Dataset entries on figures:
┌────────
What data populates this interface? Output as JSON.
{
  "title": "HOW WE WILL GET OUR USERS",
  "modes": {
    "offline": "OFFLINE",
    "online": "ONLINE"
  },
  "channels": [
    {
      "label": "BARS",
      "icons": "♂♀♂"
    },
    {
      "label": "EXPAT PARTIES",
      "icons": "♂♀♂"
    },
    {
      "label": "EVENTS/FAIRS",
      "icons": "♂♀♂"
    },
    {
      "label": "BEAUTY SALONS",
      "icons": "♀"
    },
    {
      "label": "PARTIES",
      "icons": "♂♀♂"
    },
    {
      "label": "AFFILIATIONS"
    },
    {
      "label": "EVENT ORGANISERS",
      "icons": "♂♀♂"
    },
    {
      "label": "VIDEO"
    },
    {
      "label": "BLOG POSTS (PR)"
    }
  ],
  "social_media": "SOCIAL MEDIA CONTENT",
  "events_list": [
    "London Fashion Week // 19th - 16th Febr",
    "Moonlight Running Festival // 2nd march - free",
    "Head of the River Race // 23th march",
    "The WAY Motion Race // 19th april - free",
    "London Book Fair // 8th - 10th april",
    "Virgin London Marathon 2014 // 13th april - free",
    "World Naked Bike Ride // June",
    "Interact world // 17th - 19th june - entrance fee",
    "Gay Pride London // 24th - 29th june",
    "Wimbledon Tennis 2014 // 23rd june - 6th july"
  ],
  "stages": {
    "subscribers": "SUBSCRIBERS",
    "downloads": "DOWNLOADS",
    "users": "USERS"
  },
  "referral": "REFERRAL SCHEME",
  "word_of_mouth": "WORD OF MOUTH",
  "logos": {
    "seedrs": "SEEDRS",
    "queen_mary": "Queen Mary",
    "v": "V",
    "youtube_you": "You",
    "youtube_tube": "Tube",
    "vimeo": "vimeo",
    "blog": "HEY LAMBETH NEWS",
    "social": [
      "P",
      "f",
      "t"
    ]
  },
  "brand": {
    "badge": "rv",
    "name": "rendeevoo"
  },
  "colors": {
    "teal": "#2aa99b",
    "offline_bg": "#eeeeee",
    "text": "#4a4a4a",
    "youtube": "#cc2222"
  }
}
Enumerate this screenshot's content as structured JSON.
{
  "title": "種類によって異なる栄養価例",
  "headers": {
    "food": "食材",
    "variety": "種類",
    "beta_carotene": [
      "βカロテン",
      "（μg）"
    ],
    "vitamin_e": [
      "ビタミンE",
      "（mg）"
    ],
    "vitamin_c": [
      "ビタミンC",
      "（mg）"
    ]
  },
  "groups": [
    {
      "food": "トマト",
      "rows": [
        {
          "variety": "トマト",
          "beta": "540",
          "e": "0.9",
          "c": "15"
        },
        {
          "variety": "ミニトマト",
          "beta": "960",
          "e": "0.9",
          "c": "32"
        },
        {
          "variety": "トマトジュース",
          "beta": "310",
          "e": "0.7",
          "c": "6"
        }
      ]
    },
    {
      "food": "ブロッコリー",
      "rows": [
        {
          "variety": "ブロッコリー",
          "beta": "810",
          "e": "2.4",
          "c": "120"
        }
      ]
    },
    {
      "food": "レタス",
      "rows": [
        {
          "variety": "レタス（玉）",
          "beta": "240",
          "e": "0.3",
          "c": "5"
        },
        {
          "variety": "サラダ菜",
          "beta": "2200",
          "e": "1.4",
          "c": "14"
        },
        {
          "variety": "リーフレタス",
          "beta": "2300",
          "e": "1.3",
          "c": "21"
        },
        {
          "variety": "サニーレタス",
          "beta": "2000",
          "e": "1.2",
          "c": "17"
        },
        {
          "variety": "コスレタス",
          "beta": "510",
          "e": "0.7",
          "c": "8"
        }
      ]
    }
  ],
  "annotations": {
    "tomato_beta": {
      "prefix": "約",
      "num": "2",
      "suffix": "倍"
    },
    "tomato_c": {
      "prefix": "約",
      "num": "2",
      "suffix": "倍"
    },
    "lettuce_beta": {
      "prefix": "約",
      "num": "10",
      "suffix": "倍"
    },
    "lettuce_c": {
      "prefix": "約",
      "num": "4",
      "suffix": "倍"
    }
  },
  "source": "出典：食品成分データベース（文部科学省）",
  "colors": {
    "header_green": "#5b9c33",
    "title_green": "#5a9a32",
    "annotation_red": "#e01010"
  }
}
└────────
# THE TASK:
Take the line holding "Enumerate this screenshot's" and all lines after it through the end of the data, and set them down exactly.

# TASK ANSWER:
Enumerate this screenshot's content as structured JSON.
{
  "title": "種類によって異なる栄養価例",
  "headers": {
    "food": "食材",
    "variety": "種類",
    "beta_carotene": [
      "βカロテン",
      "（μg）"
    ],
    "vitamin_e": [
      "ビタミンE",
      "（mg）"
    ],
    "vitamin_c": [
      "ビタミンC",
      "（mg）"
    ]
  },
  "groups": [
    {
      "food": "トマト",
      "rows": [
        {
          "variety": "トマト",
          "beta": "540",
          "e": "0.9",
          "c": "15"
        },
        {
          "variety": "ミニトマト",
          "beta": "960",
          "e": "0.9",
          "c": "32"
        },
        {
          "variety": "トマトジュース",
          "beta": "310",
          "e": "0.7",
          "c": "6"
        }
      ]
    },
    {
      "food": "ブロッコリー",
      "rows": [
        {
          "variety": "ブロッコリー",
          "beta": "810",
          "e": "2.4",
          "c": "120"
        }
      ]
    },
    {
      "food": "レタス",
      "rows": [
        {
          "variety": "レタス（玉）",
          "beta": "240",
          "e": "0.3",
          "c": "5"
        },
        {
          "variety": "サラダ菜",
          "beta": "2200",
          "e": "1.4",
          "c": "14"
        },
        {
          "variety": "リーフレタス",
          "beta": "2300",
          "e": "1.3",
          "c": "21"
        },
        {
          "variety": "サニーレタス",
          "beta": "2000",
          "e": "1.2",
          "c": "17"
        },
        {
          "variety": "コスレタス",
          "beta": "510",
          "e": "0.7",
          "c": "8"
        }
      ]
    }
  ],
  "annotations": {
    "tomato_beta": {
      "prefix": "約",
      "num": "2",
      "suffix": "倍"
    },
    "tomato_c": {
      "prefix": "約",
      "num": "2",
      "suffix": "倍"
    },
    "lettuce_beta": {
      "prefix": "約",
      "num": "10",
      "suffix": "倍"
    },
    "lettuce_c": {
      "prefix": "約",
      "num": "4",
      "suffix": "倍"
    }
  },
  "source": "出典：食品成分データベース（文部科学省）",
  "colors": {
    "header_green": "#5b9c33",
    "title_green": "#5a9a32",
    "annotation_red": "#e01010"
  }
}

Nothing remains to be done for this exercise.